━━ Information provided ━━

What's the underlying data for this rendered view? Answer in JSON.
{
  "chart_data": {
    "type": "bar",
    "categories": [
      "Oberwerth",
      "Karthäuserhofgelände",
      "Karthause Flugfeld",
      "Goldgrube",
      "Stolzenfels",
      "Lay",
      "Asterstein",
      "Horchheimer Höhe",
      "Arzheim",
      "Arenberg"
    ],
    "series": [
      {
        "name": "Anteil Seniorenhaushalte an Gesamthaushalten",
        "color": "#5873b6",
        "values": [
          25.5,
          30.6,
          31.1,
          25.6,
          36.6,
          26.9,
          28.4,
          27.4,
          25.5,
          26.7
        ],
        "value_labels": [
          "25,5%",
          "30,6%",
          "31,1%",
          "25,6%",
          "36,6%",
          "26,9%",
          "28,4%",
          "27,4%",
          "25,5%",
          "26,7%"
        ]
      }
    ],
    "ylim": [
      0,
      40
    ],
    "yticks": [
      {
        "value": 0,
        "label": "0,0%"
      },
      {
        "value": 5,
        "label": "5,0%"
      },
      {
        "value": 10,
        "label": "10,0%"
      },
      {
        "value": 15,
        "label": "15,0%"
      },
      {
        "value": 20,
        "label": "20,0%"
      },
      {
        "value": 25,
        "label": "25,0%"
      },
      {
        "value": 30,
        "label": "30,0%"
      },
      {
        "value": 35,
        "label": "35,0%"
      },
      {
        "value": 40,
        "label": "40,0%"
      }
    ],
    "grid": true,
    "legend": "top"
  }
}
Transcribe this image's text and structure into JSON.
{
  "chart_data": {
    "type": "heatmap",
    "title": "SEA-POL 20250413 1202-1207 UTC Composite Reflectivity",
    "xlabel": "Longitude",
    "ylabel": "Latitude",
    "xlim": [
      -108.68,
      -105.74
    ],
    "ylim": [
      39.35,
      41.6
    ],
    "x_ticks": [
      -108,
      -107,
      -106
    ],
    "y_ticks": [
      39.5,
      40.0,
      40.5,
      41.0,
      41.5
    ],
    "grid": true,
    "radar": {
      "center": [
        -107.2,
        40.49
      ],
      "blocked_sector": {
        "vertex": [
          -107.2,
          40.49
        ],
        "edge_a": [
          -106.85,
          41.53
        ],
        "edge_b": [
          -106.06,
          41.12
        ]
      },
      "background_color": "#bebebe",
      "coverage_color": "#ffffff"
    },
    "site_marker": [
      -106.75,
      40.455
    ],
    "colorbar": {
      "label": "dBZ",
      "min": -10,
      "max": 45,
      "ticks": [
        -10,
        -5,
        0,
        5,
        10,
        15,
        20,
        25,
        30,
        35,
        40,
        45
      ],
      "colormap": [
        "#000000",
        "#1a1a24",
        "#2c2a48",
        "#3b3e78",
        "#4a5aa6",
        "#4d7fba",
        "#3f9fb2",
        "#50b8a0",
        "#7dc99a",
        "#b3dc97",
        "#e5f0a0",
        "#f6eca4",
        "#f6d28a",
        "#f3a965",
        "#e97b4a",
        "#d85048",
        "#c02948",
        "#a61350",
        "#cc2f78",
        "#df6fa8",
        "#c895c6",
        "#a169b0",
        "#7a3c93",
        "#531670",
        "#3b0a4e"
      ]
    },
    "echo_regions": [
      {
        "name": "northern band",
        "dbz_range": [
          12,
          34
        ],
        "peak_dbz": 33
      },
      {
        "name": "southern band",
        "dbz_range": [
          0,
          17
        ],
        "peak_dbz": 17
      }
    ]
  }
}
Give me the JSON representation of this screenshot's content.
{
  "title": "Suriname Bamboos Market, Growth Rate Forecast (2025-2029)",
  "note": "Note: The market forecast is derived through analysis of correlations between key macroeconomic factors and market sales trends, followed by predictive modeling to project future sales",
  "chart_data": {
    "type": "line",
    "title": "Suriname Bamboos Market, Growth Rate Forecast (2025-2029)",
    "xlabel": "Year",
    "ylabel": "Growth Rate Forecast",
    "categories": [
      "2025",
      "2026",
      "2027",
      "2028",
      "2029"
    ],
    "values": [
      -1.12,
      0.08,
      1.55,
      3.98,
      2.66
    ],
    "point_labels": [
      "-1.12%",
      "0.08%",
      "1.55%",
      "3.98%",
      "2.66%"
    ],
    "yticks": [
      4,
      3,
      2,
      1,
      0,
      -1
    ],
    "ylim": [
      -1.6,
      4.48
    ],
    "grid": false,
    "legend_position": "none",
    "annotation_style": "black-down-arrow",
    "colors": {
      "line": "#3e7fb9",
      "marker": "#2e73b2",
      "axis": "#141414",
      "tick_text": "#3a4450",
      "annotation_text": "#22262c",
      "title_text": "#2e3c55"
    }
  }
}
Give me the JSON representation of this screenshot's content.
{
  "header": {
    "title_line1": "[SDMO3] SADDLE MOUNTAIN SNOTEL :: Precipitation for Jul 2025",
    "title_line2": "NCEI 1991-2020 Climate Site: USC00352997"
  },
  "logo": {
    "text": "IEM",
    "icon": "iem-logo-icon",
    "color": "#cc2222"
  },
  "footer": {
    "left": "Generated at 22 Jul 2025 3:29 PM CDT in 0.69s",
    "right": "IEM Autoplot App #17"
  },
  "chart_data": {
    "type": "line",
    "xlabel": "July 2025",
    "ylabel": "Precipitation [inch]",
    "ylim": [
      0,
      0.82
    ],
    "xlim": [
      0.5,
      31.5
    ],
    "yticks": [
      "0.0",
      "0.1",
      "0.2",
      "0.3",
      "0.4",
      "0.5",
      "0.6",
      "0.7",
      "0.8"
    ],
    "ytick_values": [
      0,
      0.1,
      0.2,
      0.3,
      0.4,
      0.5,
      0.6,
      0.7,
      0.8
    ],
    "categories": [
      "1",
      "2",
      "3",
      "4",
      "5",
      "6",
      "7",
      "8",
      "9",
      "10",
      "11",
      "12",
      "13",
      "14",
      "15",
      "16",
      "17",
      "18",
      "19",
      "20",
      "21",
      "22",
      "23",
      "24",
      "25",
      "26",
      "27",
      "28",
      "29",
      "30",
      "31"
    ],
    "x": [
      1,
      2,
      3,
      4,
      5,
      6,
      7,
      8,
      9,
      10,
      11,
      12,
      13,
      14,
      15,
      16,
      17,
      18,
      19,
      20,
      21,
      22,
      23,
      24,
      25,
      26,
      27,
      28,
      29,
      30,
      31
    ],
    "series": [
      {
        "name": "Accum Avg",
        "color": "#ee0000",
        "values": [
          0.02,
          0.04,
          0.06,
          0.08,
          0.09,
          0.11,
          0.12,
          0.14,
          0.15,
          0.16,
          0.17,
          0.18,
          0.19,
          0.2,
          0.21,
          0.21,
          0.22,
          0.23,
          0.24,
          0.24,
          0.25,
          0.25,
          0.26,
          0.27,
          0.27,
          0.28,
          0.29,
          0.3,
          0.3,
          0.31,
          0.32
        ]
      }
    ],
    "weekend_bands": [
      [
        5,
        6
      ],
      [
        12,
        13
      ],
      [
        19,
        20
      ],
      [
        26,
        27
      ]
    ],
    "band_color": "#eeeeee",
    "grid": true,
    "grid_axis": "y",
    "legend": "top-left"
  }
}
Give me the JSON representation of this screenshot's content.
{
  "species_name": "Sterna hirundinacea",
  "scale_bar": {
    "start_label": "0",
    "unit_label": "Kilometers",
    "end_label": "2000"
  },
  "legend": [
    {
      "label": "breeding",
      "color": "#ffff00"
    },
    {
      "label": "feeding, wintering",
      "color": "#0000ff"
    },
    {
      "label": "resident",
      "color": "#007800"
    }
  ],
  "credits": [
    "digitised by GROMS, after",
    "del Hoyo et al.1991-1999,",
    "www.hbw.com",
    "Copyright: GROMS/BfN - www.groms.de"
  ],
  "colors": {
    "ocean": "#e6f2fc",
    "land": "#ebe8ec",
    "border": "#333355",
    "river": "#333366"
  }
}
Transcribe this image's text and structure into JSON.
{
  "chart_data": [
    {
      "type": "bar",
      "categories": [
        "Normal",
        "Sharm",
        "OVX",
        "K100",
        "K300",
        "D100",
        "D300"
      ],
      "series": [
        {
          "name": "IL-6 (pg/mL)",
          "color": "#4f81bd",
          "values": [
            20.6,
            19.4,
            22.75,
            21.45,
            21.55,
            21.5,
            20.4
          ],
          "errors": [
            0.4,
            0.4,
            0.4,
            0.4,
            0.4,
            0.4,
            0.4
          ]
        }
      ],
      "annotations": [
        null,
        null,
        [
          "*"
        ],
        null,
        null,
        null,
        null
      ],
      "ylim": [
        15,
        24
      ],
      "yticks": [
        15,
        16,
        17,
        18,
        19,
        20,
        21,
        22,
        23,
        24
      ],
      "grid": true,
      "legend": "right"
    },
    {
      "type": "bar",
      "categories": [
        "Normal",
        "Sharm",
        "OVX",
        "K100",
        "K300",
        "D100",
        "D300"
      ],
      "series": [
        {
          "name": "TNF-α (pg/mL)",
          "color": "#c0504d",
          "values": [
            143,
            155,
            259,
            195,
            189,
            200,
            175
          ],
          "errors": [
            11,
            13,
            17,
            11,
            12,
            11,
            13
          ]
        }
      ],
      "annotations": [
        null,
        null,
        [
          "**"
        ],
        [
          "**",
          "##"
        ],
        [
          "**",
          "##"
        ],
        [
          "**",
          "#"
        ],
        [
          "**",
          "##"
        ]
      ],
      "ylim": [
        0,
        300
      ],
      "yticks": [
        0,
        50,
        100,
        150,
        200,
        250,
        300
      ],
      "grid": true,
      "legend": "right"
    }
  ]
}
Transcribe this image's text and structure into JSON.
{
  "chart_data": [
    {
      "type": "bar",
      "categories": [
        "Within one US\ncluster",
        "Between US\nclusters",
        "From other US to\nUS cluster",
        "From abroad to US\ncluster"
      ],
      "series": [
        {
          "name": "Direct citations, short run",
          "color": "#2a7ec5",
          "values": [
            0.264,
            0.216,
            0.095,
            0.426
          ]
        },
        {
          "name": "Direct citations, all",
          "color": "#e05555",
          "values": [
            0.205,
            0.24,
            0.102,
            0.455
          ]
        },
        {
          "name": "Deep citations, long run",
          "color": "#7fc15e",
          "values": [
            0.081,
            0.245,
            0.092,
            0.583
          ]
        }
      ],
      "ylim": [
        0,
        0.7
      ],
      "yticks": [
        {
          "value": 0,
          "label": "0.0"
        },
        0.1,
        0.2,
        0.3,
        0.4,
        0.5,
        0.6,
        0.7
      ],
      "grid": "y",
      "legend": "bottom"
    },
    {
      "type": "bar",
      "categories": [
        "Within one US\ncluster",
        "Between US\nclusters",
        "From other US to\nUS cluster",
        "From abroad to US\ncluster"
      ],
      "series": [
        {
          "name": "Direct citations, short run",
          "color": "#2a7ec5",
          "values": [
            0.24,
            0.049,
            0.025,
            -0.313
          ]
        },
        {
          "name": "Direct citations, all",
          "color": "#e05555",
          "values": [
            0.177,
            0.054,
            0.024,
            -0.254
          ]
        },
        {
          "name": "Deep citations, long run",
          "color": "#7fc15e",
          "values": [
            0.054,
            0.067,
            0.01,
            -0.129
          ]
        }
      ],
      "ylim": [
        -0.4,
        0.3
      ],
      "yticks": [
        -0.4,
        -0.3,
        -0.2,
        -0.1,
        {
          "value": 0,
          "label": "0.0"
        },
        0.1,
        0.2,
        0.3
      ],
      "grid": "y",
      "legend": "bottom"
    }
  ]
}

━━━

Return every line of the preceding records in which the word "Bamboos" appears.

* _Answer for the task_
  "title": "Suriname Bamboos Market, Growth Rate Forecast (2025-2029)",
    "title": "Suriname Bamboos Market, Growth Rate Forecast (2025-2029)",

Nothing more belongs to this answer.